Dataset records:
+++
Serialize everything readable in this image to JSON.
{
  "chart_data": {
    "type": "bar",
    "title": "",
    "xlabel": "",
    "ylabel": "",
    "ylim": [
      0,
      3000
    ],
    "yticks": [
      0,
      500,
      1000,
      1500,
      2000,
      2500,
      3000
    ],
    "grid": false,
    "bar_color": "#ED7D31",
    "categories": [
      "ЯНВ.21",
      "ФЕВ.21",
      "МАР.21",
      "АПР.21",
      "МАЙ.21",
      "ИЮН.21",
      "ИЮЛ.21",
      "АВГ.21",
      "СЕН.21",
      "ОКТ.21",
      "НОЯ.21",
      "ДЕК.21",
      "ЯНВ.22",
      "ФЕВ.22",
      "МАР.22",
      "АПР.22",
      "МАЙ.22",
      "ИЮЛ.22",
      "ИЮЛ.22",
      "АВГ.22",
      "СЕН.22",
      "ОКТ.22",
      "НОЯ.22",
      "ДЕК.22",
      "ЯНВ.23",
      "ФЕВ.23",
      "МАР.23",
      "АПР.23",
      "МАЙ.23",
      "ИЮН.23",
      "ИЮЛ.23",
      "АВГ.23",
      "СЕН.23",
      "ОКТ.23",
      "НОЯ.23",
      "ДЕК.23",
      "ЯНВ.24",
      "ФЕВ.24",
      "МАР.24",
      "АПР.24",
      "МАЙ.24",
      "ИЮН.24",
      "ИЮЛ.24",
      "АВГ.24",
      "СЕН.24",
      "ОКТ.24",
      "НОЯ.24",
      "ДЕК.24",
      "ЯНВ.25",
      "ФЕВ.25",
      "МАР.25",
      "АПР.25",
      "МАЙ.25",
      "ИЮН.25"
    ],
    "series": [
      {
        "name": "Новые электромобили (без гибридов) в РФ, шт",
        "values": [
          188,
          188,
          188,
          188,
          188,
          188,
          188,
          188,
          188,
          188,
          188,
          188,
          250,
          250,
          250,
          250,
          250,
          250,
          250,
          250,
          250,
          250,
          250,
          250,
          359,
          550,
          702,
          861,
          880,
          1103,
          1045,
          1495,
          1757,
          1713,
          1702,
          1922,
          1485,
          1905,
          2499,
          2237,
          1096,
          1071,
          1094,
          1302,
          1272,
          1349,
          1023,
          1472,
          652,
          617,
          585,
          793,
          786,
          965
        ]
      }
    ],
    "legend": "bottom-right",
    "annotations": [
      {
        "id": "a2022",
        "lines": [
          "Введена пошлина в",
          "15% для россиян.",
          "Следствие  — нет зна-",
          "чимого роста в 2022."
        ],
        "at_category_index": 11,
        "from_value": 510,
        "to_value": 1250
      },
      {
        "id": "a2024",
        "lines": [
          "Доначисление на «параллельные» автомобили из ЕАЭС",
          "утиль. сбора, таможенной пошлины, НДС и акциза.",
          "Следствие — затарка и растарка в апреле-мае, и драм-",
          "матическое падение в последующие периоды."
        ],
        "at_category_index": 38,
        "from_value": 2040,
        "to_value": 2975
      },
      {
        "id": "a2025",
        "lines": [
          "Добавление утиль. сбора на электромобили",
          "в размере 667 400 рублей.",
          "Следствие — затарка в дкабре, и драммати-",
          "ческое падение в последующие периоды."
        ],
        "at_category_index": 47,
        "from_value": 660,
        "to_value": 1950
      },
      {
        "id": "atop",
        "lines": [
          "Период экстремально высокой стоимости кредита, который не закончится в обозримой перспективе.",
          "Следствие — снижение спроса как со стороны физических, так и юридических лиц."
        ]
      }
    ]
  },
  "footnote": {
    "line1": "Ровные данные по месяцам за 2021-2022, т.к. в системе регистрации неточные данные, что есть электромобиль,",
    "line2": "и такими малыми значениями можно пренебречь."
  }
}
+++
REQUEST:
Which lines contain "затарка"? Show each of them.

SOLUTION BELOW:
          "Следствие — затарка и растарка в апреле-мае, и драм-",
          "Следствие — затарка в дкабре, и драммати-",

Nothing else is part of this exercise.